▽

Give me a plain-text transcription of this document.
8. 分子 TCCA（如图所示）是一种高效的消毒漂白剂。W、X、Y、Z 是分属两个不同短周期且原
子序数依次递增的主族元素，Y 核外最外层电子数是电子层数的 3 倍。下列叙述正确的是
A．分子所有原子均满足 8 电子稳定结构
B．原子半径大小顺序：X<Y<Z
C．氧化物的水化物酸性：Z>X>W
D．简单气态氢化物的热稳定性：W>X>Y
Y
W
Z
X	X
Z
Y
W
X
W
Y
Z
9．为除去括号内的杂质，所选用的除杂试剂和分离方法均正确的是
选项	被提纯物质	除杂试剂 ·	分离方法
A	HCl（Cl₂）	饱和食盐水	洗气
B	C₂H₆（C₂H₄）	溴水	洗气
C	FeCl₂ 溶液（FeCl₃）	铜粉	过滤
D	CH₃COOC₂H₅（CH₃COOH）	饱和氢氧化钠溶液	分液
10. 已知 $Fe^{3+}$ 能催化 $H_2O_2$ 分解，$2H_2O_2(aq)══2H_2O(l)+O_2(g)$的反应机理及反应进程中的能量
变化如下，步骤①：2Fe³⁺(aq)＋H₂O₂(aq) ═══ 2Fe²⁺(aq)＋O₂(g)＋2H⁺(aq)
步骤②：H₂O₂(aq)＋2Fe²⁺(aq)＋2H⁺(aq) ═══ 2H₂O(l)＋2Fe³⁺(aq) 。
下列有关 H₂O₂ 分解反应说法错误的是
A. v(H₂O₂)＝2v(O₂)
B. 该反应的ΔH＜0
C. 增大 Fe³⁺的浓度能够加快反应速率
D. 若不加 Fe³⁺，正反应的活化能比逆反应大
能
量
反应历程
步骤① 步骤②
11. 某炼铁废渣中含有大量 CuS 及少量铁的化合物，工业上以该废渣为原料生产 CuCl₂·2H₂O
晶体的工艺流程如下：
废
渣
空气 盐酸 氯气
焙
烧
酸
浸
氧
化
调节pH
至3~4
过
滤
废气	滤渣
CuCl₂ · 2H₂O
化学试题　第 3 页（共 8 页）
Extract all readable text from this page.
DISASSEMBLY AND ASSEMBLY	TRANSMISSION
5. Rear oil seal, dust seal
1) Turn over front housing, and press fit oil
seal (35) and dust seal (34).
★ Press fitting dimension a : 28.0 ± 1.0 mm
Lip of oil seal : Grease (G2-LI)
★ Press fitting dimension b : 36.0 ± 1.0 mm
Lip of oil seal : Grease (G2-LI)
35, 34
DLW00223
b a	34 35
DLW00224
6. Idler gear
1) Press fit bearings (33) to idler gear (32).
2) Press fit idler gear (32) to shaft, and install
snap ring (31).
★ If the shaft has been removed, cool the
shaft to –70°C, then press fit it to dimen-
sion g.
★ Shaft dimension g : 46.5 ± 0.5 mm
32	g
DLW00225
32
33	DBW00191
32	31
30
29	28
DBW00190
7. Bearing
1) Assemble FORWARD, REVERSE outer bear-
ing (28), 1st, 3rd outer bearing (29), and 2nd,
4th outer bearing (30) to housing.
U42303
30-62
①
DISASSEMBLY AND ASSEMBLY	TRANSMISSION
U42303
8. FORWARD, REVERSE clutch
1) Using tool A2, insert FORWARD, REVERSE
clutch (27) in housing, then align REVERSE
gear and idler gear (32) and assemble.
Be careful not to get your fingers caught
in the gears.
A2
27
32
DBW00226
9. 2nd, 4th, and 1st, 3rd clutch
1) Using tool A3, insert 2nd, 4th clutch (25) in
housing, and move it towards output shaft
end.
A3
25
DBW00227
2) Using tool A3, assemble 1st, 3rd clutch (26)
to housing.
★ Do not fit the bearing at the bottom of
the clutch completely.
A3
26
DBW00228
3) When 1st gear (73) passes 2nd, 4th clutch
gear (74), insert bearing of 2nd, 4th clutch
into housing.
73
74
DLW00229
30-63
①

△

== Written problem ==
Retype all of the entries precisely as they are.

== Exercise solution ==
Give me a plain-text transcription of this document.
8. 分子 TCCA（如图所示）是一种高效的消毒漂白剂。W、X、Y、Z 是分属两个不同短周期且原
子序数依次递增的主族元素，Y 核外最外层电子数是电子层数的 3 倍。下列叙述正确的是
A．分子所有原子均满足 8 电子稳定结构
B．原子半径大小顺序：X<Y<Z
C．氧化物的水化物酸性：Z>X>W
D．简单气态氢化物的热稳定性：W>X>Y
Y
W
Z
X	X
Z
Y
W
X
W
Y
Z
9．为除去括号内的杂质，所选用的除杂试剂和分离方法均正确的是
选项	被提纯物质	除杂试剂 ·	分离方法
A	HCl（Cl₂）	饱和食盐水	洗气
B	C₂H₆（C₂H₄）	溴水	洗气
C	FeCl₂ 溶液（FeCl₃）	铜粉	过滤
D	CH₃COOC₂H₅（CH₃COOH）	饱和氢氧化钠溶液	分液
10. 已知 $Fe^{3+}$ 能催化 $H_2O_2$ 分解，$2H_2O_2(aq)══2H_2O(l)+O_2(g)$的反应机理及反应进程中的能量
变化如下，步骤①：2Fe³⁺(aq)＋H₂O₂(aq) ═══ 2Fe²⁺(aq)＋O₂(g)＋2H⁺(aq)
步骤②：H₂O₂(aq)＋2Fe²⁺(aq)＋2H⁺(aq) ═══ 2H₂O(l)＋2Fe³⁺(aq) 。
下列有关 H₂O₂ 分解反应说法错误的是
A. v(H₂O₂)＝2v(O₂)
B. 该反应的ΔH＜0
C. 增大 Fe³⁺的浓度能够加快反应速率
D. 若不加 Fe³⁺，正反应的活化能比逆反应大
能
量
反应历程
步骤① 步骤②
11. 某炼铁废渣中含有大量 CuS 及少量铁的化合物，工业上以该废渣为原料生产 CuCl₂·2H₂O
晶体的工艺流程如下：
废
渣
空气 盐酸 氯气
焙
烧
酸
浸
氧
化
调节pH
至3~4
过
滤
废气	滤渣
CuCl₂ · 2H₂O
化学试题　第 3 页（共 8 页）
Extract all readable text from this page.
DISASSEMBLY AND ASSEMBLY	TRANSMISSION
5. Rear oil seal, dust seal
1) Turn over front housing, and press fit oil
seal (35) and dust seal (34).
★ Press fitting dimension a : 28.0 ± 1.0 mm
Lip of oil seal : Grease (G2-LI)
★ Press fitting dimension b : 36.0 ± 1.0 mm
Lip of oil seal : Grease (G2-LI)
35, 34
DLW00223
b a	34 35
DLW00224
6. Idler gear
1) Press fit bearings (33) to idler gear (32).
2) Press fit idler gear (32) to shaft, and install
snap ring (31).
★ If the shaft has been removed, cool the
shaft to –70°C, then press fit it to dimen-
sion g.
★ Shaft dimension g : 46.5 ± 0.5 mm
32	g
DLW00225
32
33	DBW00191
32	31
30
29	28
DBW00190
7. Bearing
1) Assemble FORWARD, REVERSE outer bear-
ing (28), 1st, 3rd outer bearing (29), and 2nd,
4th outer bearing (30) to housing.
U42303
30-62
①
DISASSEMBLY AND ASSEMBLY	TRANSMISSION
U42303
8. FORWARD, REVERSE clutch
1) Using tool A2, insert FORWARD, REVERSE
clutch (27) in housing, then align REVERSE
gear and idler gear (32) and assemble.
Be careful not to get your fingers caught
in the gears.
A2
27
32
DBW00226
9. 2nd, 4th, and 1st, 3rd clutch
1) Using tool A3, insert 2nd, 4th clutch (25) in
housing, and move it towards output shaft
end.
A3
25
DBW00227
2) Using tool A3, assemble 1st, 3rd clutch (26)
to housing.
★ Do not fit the bearing at the bottom of
the clutch completely.
A3
26
DBW00228
3) When 1st gear (73) passes 2nd, 4th clutch
gear (74), insert bearing of 2nd, 4th clutch
into housing.
73
74
DLW00229
30-63
①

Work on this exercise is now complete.